# [Exercise objective]
In the records below, find each line containing the word "with" and copy it.

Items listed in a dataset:
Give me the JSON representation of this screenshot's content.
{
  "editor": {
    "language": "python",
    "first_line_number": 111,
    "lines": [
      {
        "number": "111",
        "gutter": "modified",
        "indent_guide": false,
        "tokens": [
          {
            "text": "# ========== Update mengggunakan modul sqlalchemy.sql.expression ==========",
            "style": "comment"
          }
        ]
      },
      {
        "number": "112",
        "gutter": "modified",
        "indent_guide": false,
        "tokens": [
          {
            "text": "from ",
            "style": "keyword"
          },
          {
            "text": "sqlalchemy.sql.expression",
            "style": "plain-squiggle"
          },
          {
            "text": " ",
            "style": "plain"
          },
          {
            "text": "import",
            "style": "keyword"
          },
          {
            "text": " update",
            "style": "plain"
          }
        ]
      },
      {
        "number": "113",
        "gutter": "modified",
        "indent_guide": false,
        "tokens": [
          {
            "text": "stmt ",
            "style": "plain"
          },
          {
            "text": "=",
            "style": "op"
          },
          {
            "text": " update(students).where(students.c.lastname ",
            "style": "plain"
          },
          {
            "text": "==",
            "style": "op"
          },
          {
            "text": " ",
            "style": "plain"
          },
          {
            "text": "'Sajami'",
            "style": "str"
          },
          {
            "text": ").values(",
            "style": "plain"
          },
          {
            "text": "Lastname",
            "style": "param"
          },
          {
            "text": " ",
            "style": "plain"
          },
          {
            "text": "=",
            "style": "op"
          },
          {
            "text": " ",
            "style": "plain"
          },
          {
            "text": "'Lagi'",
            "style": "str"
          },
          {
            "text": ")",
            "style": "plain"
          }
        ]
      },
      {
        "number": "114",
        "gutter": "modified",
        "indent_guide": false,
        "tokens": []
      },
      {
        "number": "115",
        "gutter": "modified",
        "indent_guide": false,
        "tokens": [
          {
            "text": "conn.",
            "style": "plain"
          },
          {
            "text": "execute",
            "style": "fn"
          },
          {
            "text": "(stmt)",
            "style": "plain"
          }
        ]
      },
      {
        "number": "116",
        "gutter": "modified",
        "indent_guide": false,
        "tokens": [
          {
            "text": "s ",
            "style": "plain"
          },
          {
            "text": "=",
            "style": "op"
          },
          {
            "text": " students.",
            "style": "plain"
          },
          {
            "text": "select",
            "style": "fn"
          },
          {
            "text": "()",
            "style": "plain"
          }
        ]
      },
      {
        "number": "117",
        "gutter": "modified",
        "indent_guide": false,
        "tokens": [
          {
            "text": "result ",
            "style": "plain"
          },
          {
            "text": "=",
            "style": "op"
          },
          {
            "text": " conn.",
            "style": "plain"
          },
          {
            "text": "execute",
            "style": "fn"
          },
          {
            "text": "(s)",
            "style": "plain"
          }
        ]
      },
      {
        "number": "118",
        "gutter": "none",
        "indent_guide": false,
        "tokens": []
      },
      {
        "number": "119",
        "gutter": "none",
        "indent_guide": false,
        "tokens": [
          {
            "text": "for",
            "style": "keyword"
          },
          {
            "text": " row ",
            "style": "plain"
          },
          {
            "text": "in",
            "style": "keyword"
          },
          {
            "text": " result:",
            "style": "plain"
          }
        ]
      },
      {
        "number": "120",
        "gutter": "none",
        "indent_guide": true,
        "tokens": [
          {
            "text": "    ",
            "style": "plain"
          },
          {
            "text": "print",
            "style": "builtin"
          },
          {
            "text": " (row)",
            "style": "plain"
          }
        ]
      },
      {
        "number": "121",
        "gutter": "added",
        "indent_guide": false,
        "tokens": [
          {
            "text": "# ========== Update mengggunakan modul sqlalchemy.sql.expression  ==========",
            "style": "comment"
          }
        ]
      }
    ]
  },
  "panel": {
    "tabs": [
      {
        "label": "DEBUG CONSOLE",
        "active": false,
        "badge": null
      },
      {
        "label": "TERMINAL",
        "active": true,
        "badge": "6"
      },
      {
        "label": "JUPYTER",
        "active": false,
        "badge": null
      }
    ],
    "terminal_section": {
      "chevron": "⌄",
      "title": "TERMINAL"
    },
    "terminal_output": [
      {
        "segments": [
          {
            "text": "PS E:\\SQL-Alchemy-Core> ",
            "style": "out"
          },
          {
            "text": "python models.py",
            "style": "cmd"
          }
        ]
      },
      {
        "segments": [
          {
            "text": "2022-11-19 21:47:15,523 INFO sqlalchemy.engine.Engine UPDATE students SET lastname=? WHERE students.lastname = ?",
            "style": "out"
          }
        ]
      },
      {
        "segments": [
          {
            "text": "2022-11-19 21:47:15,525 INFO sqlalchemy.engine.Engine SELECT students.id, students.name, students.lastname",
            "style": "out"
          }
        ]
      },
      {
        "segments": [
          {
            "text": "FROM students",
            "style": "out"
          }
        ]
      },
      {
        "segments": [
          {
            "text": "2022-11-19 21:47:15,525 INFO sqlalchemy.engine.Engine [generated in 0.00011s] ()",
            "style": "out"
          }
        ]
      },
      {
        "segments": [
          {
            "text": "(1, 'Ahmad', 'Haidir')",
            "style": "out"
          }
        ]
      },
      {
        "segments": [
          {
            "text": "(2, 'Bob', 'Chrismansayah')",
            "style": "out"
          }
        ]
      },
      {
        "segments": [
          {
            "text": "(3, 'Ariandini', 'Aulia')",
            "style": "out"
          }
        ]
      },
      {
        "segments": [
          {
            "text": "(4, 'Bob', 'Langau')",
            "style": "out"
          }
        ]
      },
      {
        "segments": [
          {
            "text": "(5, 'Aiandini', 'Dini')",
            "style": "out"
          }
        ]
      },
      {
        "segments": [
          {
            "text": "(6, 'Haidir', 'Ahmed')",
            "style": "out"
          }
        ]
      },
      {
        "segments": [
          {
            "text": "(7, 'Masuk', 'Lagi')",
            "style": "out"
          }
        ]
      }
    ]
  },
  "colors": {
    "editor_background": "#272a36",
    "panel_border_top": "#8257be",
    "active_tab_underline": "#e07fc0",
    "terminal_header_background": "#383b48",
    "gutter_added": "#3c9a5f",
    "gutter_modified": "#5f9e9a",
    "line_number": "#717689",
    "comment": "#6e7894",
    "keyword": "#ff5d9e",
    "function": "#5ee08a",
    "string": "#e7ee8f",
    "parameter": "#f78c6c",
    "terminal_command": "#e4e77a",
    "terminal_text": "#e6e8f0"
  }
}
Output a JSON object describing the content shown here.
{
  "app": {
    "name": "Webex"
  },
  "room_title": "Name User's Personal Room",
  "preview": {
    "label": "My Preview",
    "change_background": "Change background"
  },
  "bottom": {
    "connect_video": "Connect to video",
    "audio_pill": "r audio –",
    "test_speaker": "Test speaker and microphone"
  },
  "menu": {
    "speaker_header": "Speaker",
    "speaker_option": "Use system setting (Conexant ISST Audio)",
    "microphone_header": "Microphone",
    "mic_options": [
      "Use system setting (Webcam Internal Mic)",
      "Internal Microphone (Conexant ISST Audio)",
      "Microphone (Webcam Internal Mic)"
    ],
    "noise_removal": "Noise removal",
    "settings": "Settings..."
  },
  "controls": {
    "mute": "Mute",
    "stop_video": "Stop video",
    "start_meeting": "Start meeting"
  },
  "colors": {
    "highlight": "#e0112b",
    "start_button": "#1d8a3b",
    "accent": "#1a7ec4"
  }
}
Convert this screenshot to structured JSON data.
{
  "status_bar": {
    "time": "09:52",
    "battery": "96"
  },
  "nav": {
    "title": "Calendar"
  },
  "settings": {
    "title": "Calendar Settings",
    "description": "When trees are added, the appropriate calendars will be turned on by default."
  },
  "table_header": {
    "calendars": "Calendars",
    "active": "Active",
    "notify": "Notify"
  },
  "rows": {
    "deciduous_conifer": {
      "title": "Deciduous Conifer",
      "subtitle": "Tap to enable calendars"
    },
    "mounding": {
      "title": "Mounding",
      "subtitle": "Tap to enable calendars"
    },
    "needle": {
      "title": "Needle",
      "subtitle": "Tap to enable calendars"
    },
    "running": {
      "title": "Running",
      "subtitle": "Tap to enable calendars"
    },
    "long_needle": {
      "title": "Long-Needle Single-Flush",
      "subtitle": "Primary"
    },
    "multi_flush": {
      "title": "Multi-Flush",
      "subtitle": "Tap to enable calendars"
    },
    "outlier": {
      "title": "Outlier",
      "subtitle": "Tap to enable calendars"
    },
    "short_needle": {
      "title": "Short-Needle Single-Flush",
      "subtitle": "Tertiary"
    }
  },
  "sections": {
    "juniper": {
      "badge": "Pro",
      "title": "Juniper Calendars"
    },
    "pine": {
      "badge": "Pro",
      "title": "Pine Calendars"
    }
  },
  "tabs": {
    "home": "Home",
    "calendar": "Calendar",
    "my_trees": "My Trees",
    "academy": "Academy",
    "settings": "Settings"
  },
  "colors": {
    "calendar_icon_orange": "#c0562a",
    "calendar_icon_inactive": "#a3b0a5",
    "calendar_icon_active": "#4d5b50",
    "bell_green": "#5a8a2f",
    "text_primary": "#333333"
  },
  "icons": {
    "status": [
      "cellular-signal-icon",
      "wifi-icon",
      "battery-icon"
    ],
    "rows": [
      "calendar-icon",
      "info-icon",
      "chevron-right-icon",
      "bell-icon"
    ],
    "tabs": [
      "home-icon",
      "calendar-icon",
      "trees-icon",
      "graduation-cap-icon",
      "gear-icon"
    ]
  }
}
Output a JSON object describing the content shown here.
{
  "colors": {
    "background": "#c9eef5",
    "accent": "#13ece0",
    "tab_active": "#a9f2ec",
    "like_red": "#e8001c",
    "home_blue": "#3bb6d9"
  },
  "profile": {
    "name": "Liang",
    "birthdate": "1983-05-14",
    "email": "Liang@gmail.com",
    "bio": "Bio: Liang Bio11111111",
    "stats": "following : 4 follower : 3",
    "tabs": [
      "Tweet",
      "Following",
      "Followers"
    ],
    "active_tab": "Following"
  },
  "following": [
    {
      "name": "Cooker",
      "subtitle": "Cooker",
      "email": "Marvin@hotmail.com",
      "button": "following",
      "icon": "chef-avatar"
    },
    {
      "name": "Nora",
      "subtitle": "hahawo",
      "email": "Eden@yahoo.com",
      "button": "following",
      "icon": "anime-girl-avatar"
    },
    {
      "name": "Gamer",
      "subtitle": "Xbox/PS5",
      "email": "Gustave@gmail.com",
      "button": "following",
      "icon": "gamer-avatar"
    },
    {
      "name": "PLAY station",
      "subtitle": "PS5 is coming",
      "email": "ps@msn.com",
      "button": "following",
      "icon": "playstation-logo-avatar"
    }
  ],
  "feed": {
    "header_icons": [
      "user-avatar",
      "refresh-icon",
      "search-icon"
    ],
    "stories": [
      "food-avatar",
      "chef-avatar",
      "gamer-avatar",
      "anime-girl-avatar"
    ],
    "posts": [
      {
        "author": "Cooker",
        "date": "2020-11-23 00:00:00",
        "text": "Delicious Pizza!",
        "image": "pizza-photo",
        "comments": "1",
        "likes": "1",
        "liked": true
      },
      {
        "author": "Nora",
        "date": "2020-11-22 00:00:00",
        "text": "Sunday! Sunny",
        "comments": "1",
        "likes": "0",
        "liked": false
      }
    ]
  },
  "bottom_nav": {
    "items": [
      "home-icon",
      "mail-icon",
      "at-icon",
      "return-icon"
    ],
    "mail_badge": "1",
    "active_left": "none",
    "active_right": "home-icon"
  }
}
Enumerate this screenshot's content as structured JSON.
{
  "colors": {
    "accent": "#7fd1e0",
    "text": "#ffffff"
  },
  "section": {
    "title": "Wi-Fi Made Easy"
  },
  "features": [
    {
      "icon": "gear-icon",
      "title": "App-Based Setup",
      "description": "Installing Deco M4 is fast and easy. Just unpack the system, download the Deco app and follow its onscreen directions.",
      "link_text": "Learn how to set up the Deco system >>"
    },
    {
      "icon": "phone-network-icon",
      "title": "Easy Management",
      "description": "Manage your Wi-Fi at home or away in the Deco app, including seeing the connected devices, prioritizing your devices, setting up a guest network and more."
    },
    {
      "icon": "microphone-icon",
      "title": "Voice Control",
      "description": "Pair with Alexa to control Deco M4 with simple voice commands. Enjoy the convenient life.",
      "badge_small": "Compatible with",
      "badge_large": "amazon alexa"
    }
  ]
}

# [Worked solution]
      "description": "Pair with Alexa to control Deco M4 with simple voice commands. Enjoy the convenient life.",
      "badge_small": "Compatible with",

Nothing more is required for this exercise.